TASK TO CARRY OUT
Please show every line from the entries that carries the word "Gregory".
═════ DATA RECORDS ═════
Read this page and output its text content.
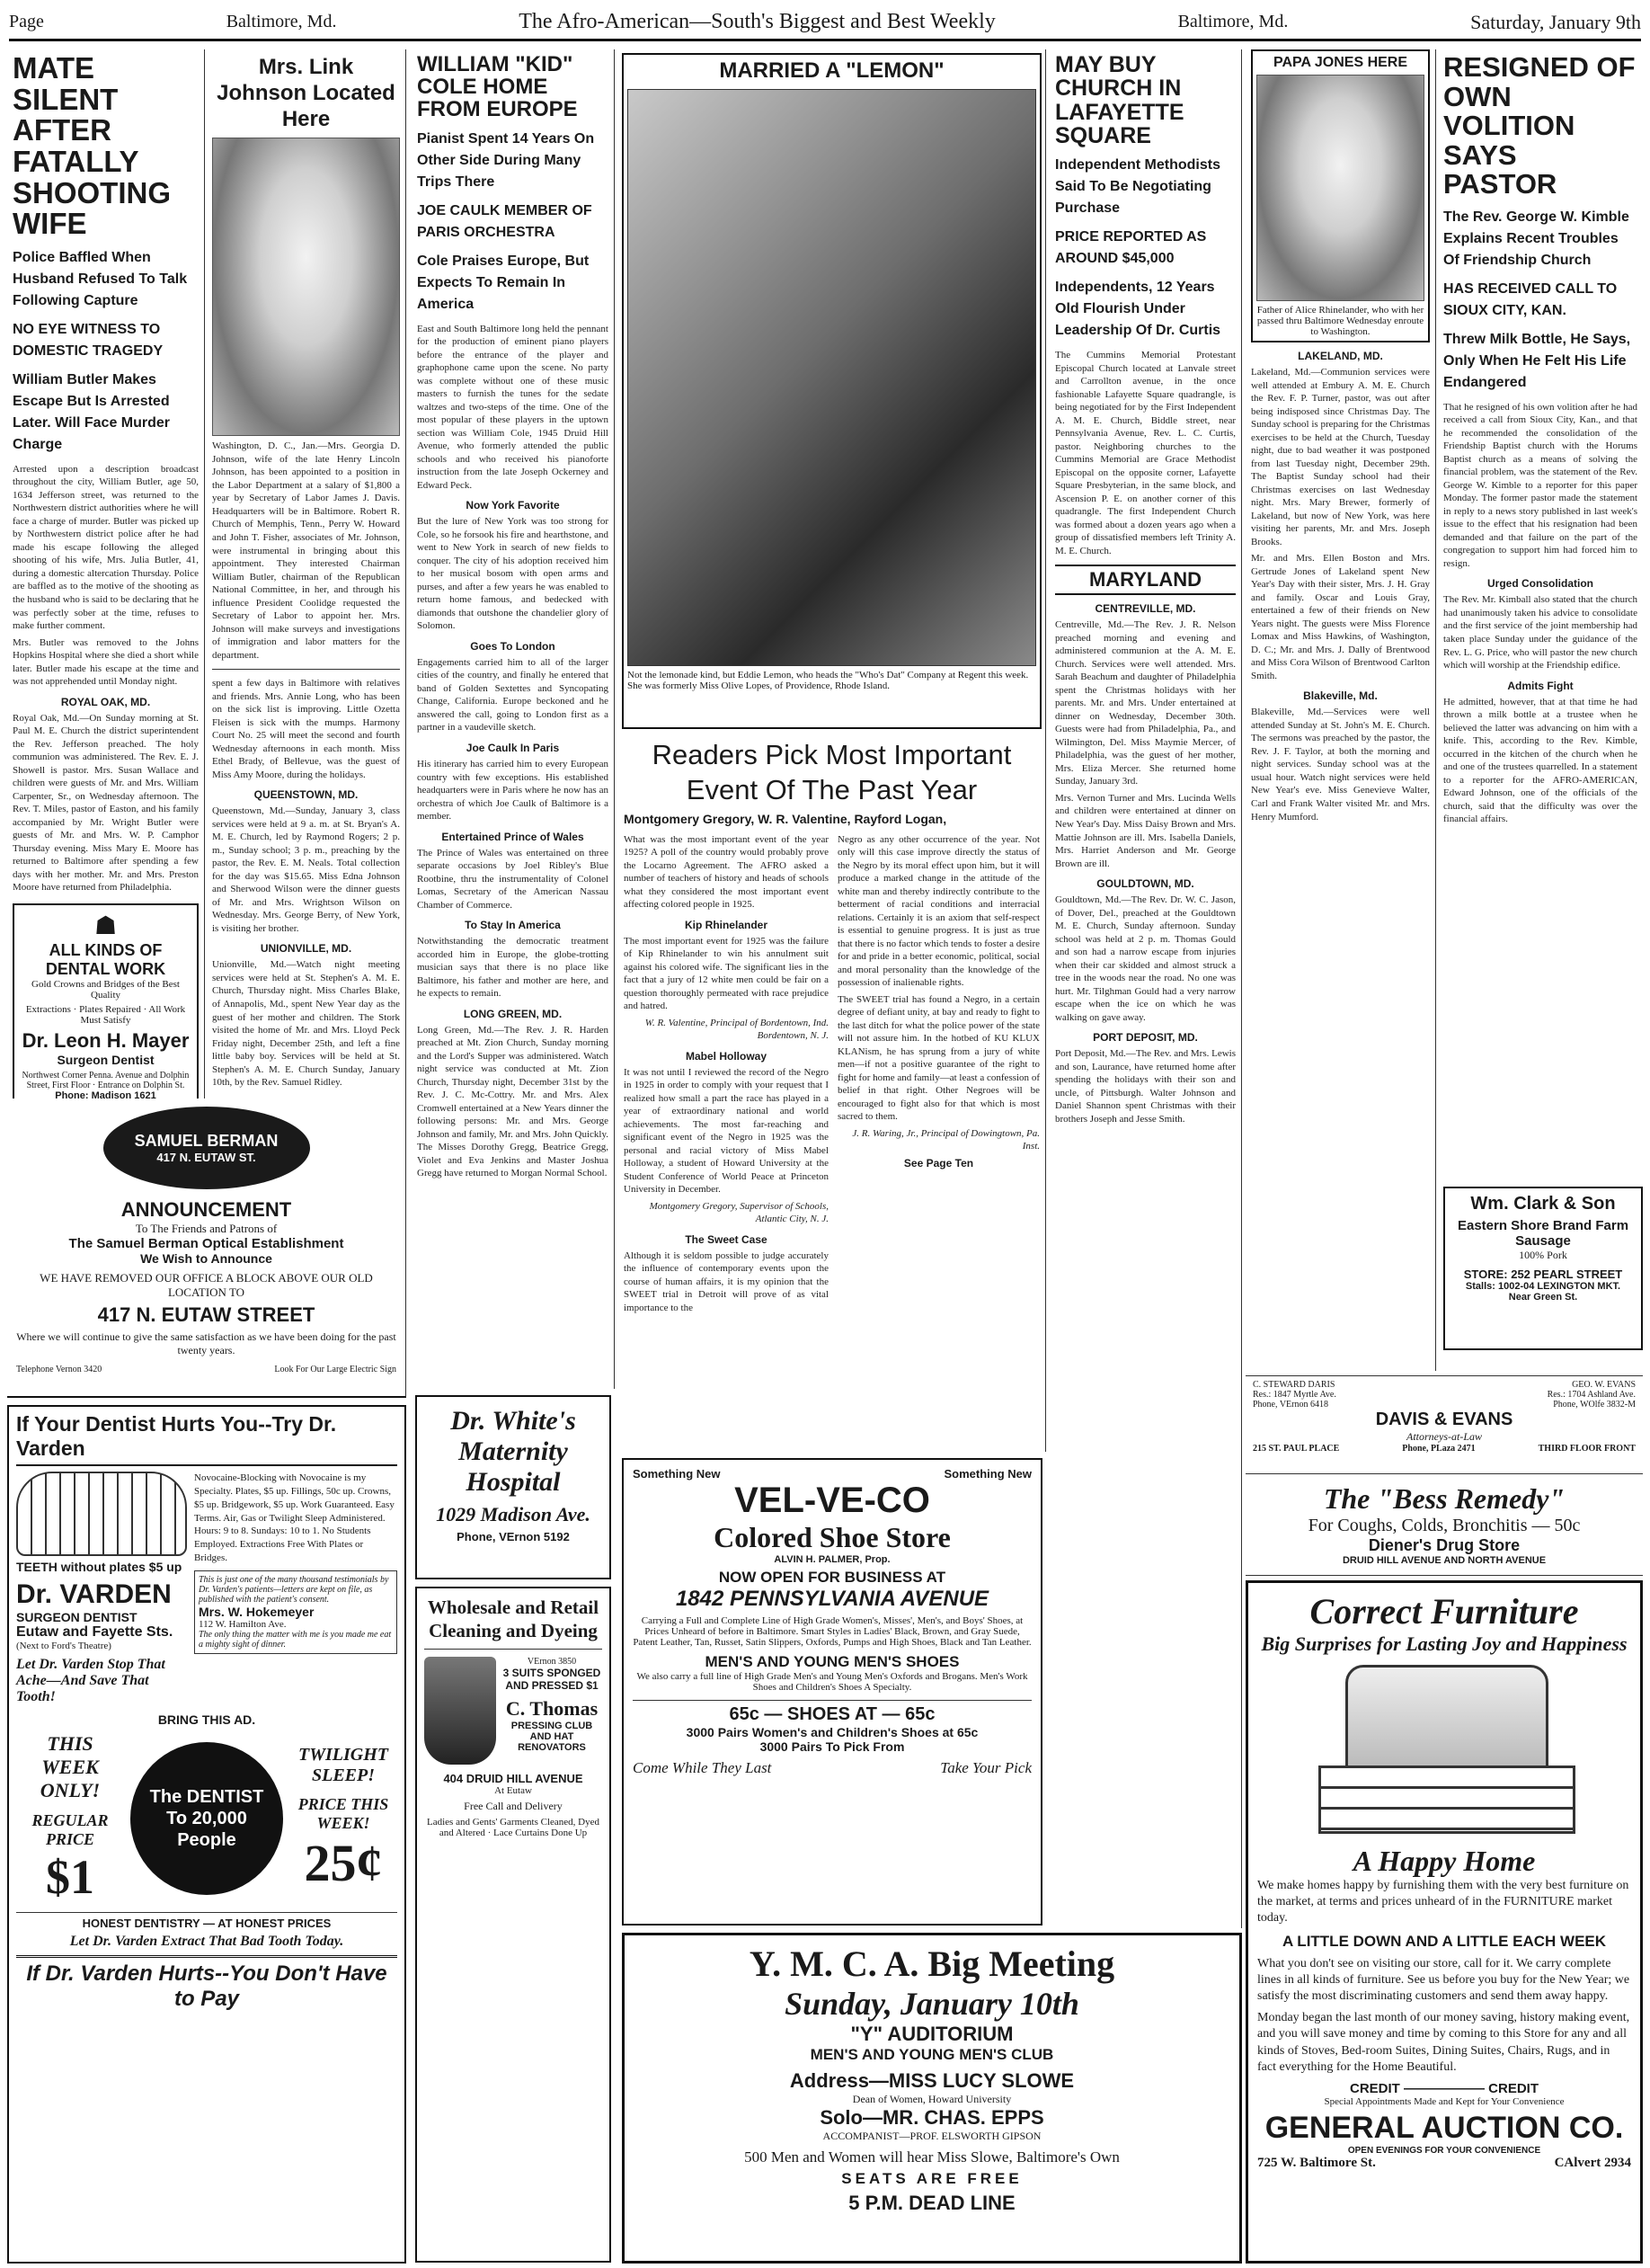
Page	Baltimore, Md.	The Afro-American—South's Biggest and Best Weekly	Baltimore, Md.	Saturday, January 9th
MATE SILENT AFTER FATALLY SHOOTING WIFE
Police Baffled When Husband Refused To Talk Following Capture
NO EYE WITNESS TO DOMESTIC TRAGEDY
William Butler Makes Escape But Is Arrested Later. Will Face Murder Charge

Arrested upon a description broadcast throughout the city, William Butler, age 50, 1634 Jefferson street, was returned to the Northwestern district authorities where he will face a charge of murder. Butler was picked up by Northwestern district police after he had made his escape following the alleged shooting of his wife, Mrs. Julia Butler, 41, during a domestic altercation Thursday. Police are baffled as to the motive of the shooting as the husband who is said to be declaring that he was perfectly sober at the time, refuses to make further comment.

Mrs. Butler was removed to the Johns Hopkins Hospital where she died a short while later. Butler made his escape at the time and was not apprehended until Monday night.

ROYAL OAK, MD.

Royal Oak, Md.—On Sunday morning at St. Paul M. E. Church the district superintendent the Rev. Jefferson preached. The holy communion was administered. The Rev. E. J. Showell is pastor. Mrs. Susan Wallace and children were guests of Mr. and Mrs. William Carpenter, Sr., on Wednesday afternoon. The Rev. T. Miles, pastor of Easton, and his family accompanied by Mr. Wright Butler were guests of Mr. and Mrs. W. P. Camphor Thursday evening. Miss Mary E. Moore has returned to Baltimore after spending a few days with her mother. Mr. and Mrs. Preston Moore have returned from Philadelphia.

☗
ALL KINDS OF DENTAL WORK
Gold Crowns and Bridges of the Best Quality
Extractions · Plates Repaired · All Work Must Satisfy
Dr. Leon H. Mayer
Surgeon Dentist
Northwest Corner Penna. Avenue and Dolphin Street, First Floor · Entrance on Dolphin St.
Phone: Madison 1621
Mrs. Link Johnson Located Here

Washington, D. C., Jan.—Mrs. Georgia D. Johnson, wife of the late Henry Lincoln Johnson, has been appointed to a position in the Labor Department at a salary of $1,800 a year by Secretary of Labor James J. Davis. Headquarters will be in Baltimore. Robert R. Church of Memphis, Tenn., Perry W. Howard and John T. Fisher, associates of Mr. Johnson, were instrumental in bringing about this appointment. They interested Chairman William Butler, chairman of the Republican National Committee, in her, and through his influence President Coolidge requested the Secretary of Labor to appoint her. Mrs. Johnson will make surveys and investigations of immigration and labor matters for the department.

spent a few days in Baltimore with relatives and friends. Mrs. Annie Long, who has been on the sick list is improving. Little Ozetta Fleisen is sick with the mumps. Harmony Court No. 25 will meet the second and fourth Wednesday afternoons in each month. Miss Ethel Brady, of Bellevue, was the guest of Miss Amy Moore, during the holidays.

QUEENSTOWN, MD.

Queenstown, Md.—Sunday, January 3, class services were held at 9 a. m. at St. Bryan's A. M. E. Church, led by Raymond Rogers; 2 p. m., Sunday school; 3 p. m., preaching by the pastor, the Rev. E. M. Neals. Total collection for the day was $15.65. Miss Edna Johnson and Sherwood Wilson were the dinner guests of Mr. and Mrs. Wrightson Wilson on Wednesday. Mrs. George Berry, of New York, is visiting her brother.

UNIONVILLE, MD.

Unionville, Md.—Watch night meeting services were held at St. Stephen's A. M. E. Church, Thursday night. Miss Charles Blake, of Annapolis, Md., spent New Year day as the guest of her mother and children. The Stork visited the home of Mr. and Mrs. Lloyd Peck Friday night, December 25th, and left a fine little baby boy. Services will be held at St. Stephen's A. M. E. Church Sunday, January 10th, by the Rev. Samuel Ridley.

SAMUEL BERMAN
417 N. EUTAW ST.
ANNOUNCEMENT
To The Friends and Patrons of
The Samuel Berman Optical Establishment
We Wish to Announce
WE HAVE REMOVED OUR OFFICE A BLOCK ABOVE OUR OLD LOCATION TO
417 N. EUTAW STREET
Where we will continue to give the same satisfaction as we have been doing for the past twenty years.
Telephone Vernon 3420	Look For Our Large Electric Sign
If Your Dentist Hurts You--Try Dr. Varden
TEETH without plates $5 up
Dr. VARDEN
SURGEON DENTIST
Eutaw and Fayette Sts.
(Next to Ford's Theatre)
Let Dr. Varden Stop That Ache—And Save That Tooth!
Novocaine-Blocking with Novocaine is my Specialty. Plates, $5 up. Fillings, 50c up. Crowns, $5 up. Bridgework, $5 up. Work Guaranteed. Easy Terms. Air, Gas or Twilight Sleep Administered. Hours: 9 to 8. Sundays: 10 to 1. No Students Employed. Extractions Free With Plates or Bridges.
This is just one of the many thousand testimonials by Dr. Varden's patients—letters are kept on file, as published with the patient's consent.
Mrs. W. Hokemeyer
112 W. Hamilton Ave.
The only thing the matter with me is you made me eat a mighty sight of dinner.
BRING THIS AD.
THIS WEEK ONLY!
REGULAR PRICE
$1
The DENTIST To 20,000 People
TWILIGHT SLEEP!
PRICE THIS WEEK!
25¢
HONEST DENTISTRY — AT HONEST PRICES
Let Dr. Varden Extract That Bad Tooth Today.
If Dr. Varden Hurts--You Don't Have to Pay
WILLIAM "KID" COLE HOME FROM EUROPE
Pianist Spent 14 Years On Other Side During Many Trips There
JOE CAULK MEMBER OF PARIS ORCHESTRA
Cole Praises Europe, But Expects To Remain In America

East and South Baltimore long held the pennant for the production of eminent piano players before the entrance of the player and graphophone came upon the scene. No party was complete without one of these music masters to furnish the tunes for the sedate waltzes and two-steps of the time. One of the most popular of these players in the uptown section was William Cole, 1945 Druid Hill Avenue, who formerly attended the public schools and who received his pianoforte instruction from the late Joseph Ockerney and Edward Peck.

Now York Favorite

But the lure of New York was too strong for Cole, so he forsook his fire and hearthstone, and went to New York in search of new fields to conquer. The city of his adoption received him to her musical bosom with open arms and purses, and after a few years he was enabled to return home famous, and bedecked with diamonds that outshone the chandelier glory of Solomon.

Goes To London

Engagements carried him to all of the larger cities of the country, and finally he entered that band of Golden Sextettes and Syncopating Change, California. Europe beckoned and he answered the call, going to London first as a partner in a vaudeville sketch.

Joe Caulk In Paris

His itinerary has carried him to every European country with few exceptions. His established headquarters were in Paris where he now has an orchestra of which Joe Caulk of Baltimore is a member.

Entertained Prince of Wales

The Prince of Wales was entertained on three separate occasions by Joel Ribley's Blue Rootbine, thru the instrumentality of Colonel Lomas, Secretary of the American Nassau Chamber of Commerce.

To Stay In America

Notwithstanding the democratic treatment accorded him in Europe, the globe-trotting musician says that there is no place like Baltimore, his father and mother are here, and he expects to remain.

LONG GREEN, MD.

Long Green, Md.—The Rev. J. R. Harden preached at Mt. Zion Church, Sunday morning and the Lord's Supper was administered. Watch night service was conducted at Mt. Zion Church, Thursday night, December 31st by the Rev. J. C. Mc-Cottry. Mr. and Mrs. Alex Cromwell entertained at a New Years dinner the following persons: Mr. and Mrs. George Johnson and family, Mr. and Mrs. John Quickly. The Misses Dorothy Gregg, Beatrice Gregg, Violet and Eva Jenkins and Master Joshua Gregg have returned to Morgan Normal School.

Dr. White's
Maternity
Hospital
1029 Madison Ave.
Phone, VErnon 5192
Wholesale and Retail Cleaning and Dyeing
VErnon 3850
3 SUITS SPONGED AND PRESSED $1
C. Thomas
PRESSING CLUB AND HAT RENOVATORS
404 DRUID HILL AVENUE
At Eutaw
Free Call and Delivery
Ladies and Gents' Garments Cleaned, Dyed and Altered · Lace Curtains Done Up
MARRIED A "LEMON"
Not the lemonade kind, but Eddie Lemon, who heads the "Who's Dat" Company at Regent this week. She was formerly Miss Olive Lopes, of Providence, Rhode Island.
Readers Pick Most Important Event Of The Past Year
Montgomery Gregory, W. R. Valentine, Rayford Logan,

What was the most important event of the year 1925? A poll of the country would probably prove the Locarno Agreement. The AFRO asked a number of teachers of history and heads of schools what they considered the most important event affecting colored people in 1925.

Kip Rhinelander

The most important event for 1925 was the failure of Kip Rhinelander to win his annulment suit against his colored wife. The significant lies in the fact that a jury of 12 white men could be fair on a question thoroughly permeated with race prejudice and hatred.

W. R. Valentine, Principal of Bordentown, Ind. Bordentown, N. J.
Mabel Holloway

It was not until I reviewed the record of the Negro in 1925 in order to comply with your request that I realized how small a part the race has played in a year of extraordinary national and world achievements. The most far-reaching and significant event of the Negro in 1925 was the personal and racial victory of Miss Mabel Holloway, a student of Howard University at the Student Conference of World Peace at Princeton University in December.

Montgomery Gregory, Supervisor of Schools, Atlantic City, N. J.
The Sweet Case

Although it is seldom possible to judge accurately the influence of contemporary events upon the course of human affairs, it is my opinion that the SWEET trial in Detroit will prove of as vital importance to the

Negro as any other occurrence of the year. Not only will this case improve directly the status of the Negro by its moral effect upon him, but it will produce a marked change in the attitude of the white man and thereby indirectly contribute to the betterment of racial conditions and interracial relations. Certainly it is an axiom that self-respect is essential to genuine progress. It is just as true that there is no factor which tends to foster a desire for and pride in a better economic, political, social and moral personality than the knowledge of the possession of inalienable rights.

The SWEET trial has found a Negro, in a certain degree of defiant unity, at bay and ready to fight to the last ditch for what the police power of the state will not assure him. In the hotbed of KU KLUX KLANism, he has sprung from a jury of white men—if not a positive guarantee of the right to fight for home and family—at least a confession of belief in that right. Other Negroes will be encouraged to fight also for that which is most sacred to them.

J. R. Waring, Jr., Principal of Dowingtown, Pa. Inst.
See Page Ten
Something New	Something New
VEL-VE-CO
Colored Shoe Store
ALVIN H. PALMER, Prop.
NOW OPEN FOR BUSINESS AT
1842 PENNSYLVANIA AVENUE
Carrying a Full and Complete Line of High Grade Women's, Misses', Men's, and Boys' Shoes, at Prices Unheard of before in Baltimore. Smart Styles in Ladies' Black, Brown, and Gray Suede, Patent Leather, Tan, Russet, Satin Slippers, Oxfords, Pumps and High Shoes, Black and Tan Leather.
MEN'S AND YOUNG MEN'S SHOES
We also carry a full line of High Grade Men's and Young Men's Oxfords and Brogans. Men's Work Shoes and Children's Shoes A Specialty.
65c — SHOES AT — 65c
3000 Pairs Women's and Children's Shoes at 65c
3000 Pairs To Pick From
Come While They Last	Take Your Pick
Y. M. C. A. Big Meeting
Sunday, January 10th
"Y" AUDITORIUM
MEN'S AND YOUNG MEN'S CLUB
Address—MISS LUCY SLOWE
Dean of Women, Howard University
Solo—MR. CHAS. EPPS
ACCOMPANIST—PROF. ELSWORTH GIPSON
500 Men and Women will hear Miss Slowe, Baltimore's Own
SEATS ARE FREE
5 P.M. DEAD LINE
MAY BUY CHURCH IN LAFAYETTE SQUARE
Independent Methodists Said To Be Negotiating Purchase
PRICE REPORTED AS AROUND $45,000
Independents, 12 Years Old Flourish Under Leadership Of Dr. Curtis

The Cummins Memorial Protestant Episcopal Church located at Lanvale street and Carrollton avenue, in the once fashionable Lafayette Square quadrangle, is being negotiated for by the First Independent A. M. E. Church, Biddle street, near Pennsylvania Avenue, Rev. L. C. Curtis, pastor. Neighboring churches to the Cummins Memorial are Grace Methodist Episcopal on the opposite corner, Lafayette Square Presbyterian, in the same block, and Ascension P. E. on another corner of this quadrangle. The first Independent Church was formed about a dozen years ago when a group of dissatisfied members left Trinity A. M. E. Church.

MARYLAND
CENTREVILLE, MD.

Centreville, Md.—The Rev. J. R. Nelson preached morning and evening and administered communion at the A. M. E. Church. Services were well attended. Mrs. Sarah Beachum and daughter of Philadelphia spent the Christmas holidays with her parents. Mr. and Mrs. Under entertained at dinner on Wednesday, December 30th. Guests were had from Philadelphia, Pa., and Wilmington, Del. Miss Maymie Mercer, of Philadelphia, was the guest of her mother, Mrs. Eliza Mercer. She returned home Sunday, January 3rd.

Mrs. Vernon Turner and Mrs. Lucinda Wells and children were entertained at dinner on New Year's Day. Miss Daisy Brown and Mrs. Mattie Johnson are ill. Mrs. Isabella Daniels, Mrs. Harriet Anderson and Mr. George Brown are ill.

GOULDTOWN, MD.

Gouldtown, Md.—The Rev. Dr. W. C. Jason, of Dover, Del., preached at the Gouldtown M. E. Church, Sunday afternoon. Sunday school was held at 2 p. m. Thomas Gould and son had a narrow escape from injuries when their car skidded and almost struck a tree in the woods near the road. No one was hurt. Mr. Tilghman Gould had a very narrow escape when the ice on which he was walking on gave away.

PORT DEPOSIT, MD.

Port Deposit, Md.—The Rev. and Mrs. Lewis and son, Laurance, have returned home after spending the holidays with their son and uncle, of Pittsburgh. Walter Johnson and Daniel Shannon spent Christmas with their brothers Joseph and Jesse Smith.

PAPA JONES HERE
Father of Alice Rhinelander, who with her passed thru Baltimore Wednesday enroute to Washington.
LAKELAND, MD.

Lakeland, Md.—Communion services were well attended at Embury A. M. E. Church the Rev. F. P. Turner, pastor, was out after being indisposed since Christmas Day. The Sunday school is preparing for the Christmas exercises to be held at the Church, Tuesday night, due to bad weather it was postponed from last Tuesday night, December 29th. The Baptist Sunday school had their Christmas exercises on last Wednesday night. Mrs. Mary Brewer, formerly of Lakeland, but now of New York, was here visiting her parents, Mr. and Mrs. Joseph Brooks.

Mr. and Mrs. Ellen Boston and Mrs. Gertrude Jones of Lakeland spent New Year's Day with their sister, Mrs. J. H. Gray and family. Oscar and Louis Gray, entertained a few of their friends on New Years night. The guests were Miss Florence Lomax and Miss Hawkins, of Washington, D. C.; Mr. and Mrs. J. Dally of Brentwood and Miss Cora Wilson of Brentwood Carlton Smith.

Blakeville, Md.

Blakeville, Md.—Services were well attended Sunday at St. John's M. E. Church. The sermons was preached by the pastor, the Rev. J. F. Taylor, at both the morning and night services. Sunday school was at the usual hour. Watch night services were held New Year's eve. Miss Genevieve Walter, Carl and Frank Walter visited Mr. and Mrs. Henry Mumford.

Wm. Clark & Son
Eastern Shore Brand Farm Sausage
100% Pork
STORE: 252 PEARL STREET
Stalls: 1002-04 LEXINGTON MKT.
Near Green St.
C. STEWARD DARIS
Res.: 1847 Myrtle Ave.
Phone, VErnon 6418
GEO. W. EVANS
Res.: 1704 Ashland Ave.
Phone, WOlfe 3832-M
DAVIS & EVANS
Attorneys-at-Law
215 ST. PAUL PLACE	Phone, PLaza 2471	THIRD FLOOR FRONT
RESIGNED OF OWN VOLITION SAYS PASTOR
The Rev. George W. Kimble Explains Recent Troubles Of Friendship Church
HAS RECEIVED CALL TO SIOUX CITY, KAN.
Threw Milk Bottle, He Says, Only When He Felt His Life Endangered

That he resigned of his own volition after he had received a call from Sioux City, Kan., and that he recommended the consolidation of the Friendship Baptist church with the Horums Baptist church as a means of solving the financial problem, was the statement of the Rev. George W. Kimble to a reporter for this paper Monday. The former pastor made the statement in reply to a news story published in last week's issue to the effect that his resignation had been demanded and that failure on the part of the congregation to support him had forced him to resign.

Urged Consolidation

The Rev. Mr. Kimball also stated that the church had unanimously taken his advice to consolidate and the first service of the joint membership had taken place Sunday under the guidance of the Rev. L. G. Price, who will pastor the new church which will worship at the Friendship edifice.

Admits Fight

He admitted, however, that at that time he had thrown a milk bottle at a trustee when he believed the latter was advancing on him with a knife. This, according to the Rev. Kimble, occurred in the kitchen of the church when he and one of the trustees quarrelled. In a statement to a reporter for the AFRO-AMERICAN, Edward Johnson, one of the officials of the church, said that the difficulty was over the financial affairs.

The "Bess Remedy"
For Coughs, Colds, Bronchitis — 50c
Diener's Drug Store
DRUID HILL AVENUE AND NORTH AVENUE
Correct Furniture
Big Surprises for Lasting Joy and Happiness
A Happy Home
We make homes happy by furnishing them with the very best furniture on the market, at terms and prices unheard of in the FURNITURE market today.
A LITTLE DOWN AND A LITTLE EACH WEEK
What you don't see on visiting our store, call for it. We carry complete lines in all kinds of furniture. See us before you buy for the New Year; we satisfy the most discriminating customers and send them away happy.
Monday began the last month of our money saving, history making event, and you will save money and time by coming to this Store for any and all kinds of Stoves, Bed-room Suites, Dining Suites, Chairs, Rugs, and in fact everything for the Home Beautiful.
CREDIT —————— CREDIT
Special Appointments Made and Kept for Your Convenience
GENERAL AUCTION CO.
OPEN EVENINGS FOR YOUR CONVENIENCE
725 W. Baltimore St.	CAlvert 2934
═════
REPLY TO THE EXERCISE
Montgomery Gregory, W. R. Valentine, Rayford Logan,
Montgomery Gregory, Supervisor of Schools, Atlantic City, N. J.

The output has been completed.